Looking at the data below, count the lines that contain the string "Signature". Write only the total.

begin Supplied records

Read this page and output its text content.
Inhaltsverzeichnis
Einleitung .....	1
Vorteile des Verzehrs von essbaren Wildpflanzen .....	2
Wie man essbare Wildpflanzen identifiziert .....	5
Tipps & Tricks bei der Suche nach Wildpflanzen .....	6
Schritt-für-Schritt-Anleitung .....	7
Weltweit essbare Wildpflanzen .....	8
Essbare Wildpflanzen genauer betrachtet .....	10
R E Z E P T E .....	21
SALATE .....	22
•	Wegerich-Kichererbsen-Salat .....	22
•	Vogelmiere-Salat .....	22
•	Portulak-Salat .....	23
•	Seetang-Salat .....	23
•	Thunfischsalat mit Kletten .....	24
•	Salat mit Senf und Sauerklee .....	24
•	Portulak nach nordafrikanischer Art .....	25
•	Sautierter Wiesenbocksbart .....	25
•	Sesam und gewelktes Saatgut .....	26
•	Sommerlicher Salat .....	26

end Supplied records
begin Supplied records

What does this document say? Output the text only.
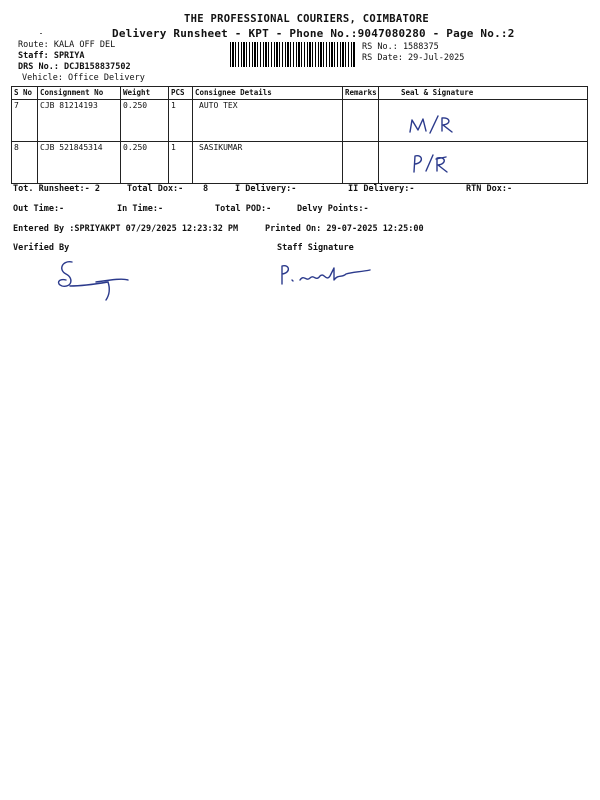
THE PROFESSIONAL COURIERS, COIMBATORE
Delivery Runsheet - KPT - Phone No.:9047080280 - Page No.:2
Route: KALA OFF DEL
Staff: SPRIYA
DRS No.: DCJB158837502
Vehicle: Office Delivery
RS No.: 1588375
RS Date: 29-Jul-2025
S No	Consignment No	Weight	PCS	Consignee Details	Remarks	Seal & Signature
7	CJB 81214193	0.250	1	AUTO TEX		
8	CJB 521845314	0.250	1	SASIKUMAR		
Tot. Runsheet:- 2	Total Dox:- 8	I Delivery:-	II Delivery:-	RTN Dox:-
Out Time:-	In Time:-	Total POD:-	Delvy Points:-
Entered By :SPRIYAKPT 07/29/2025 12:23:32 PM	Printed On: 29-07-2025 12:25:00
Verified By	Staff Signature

end Supplied records

Result >>
2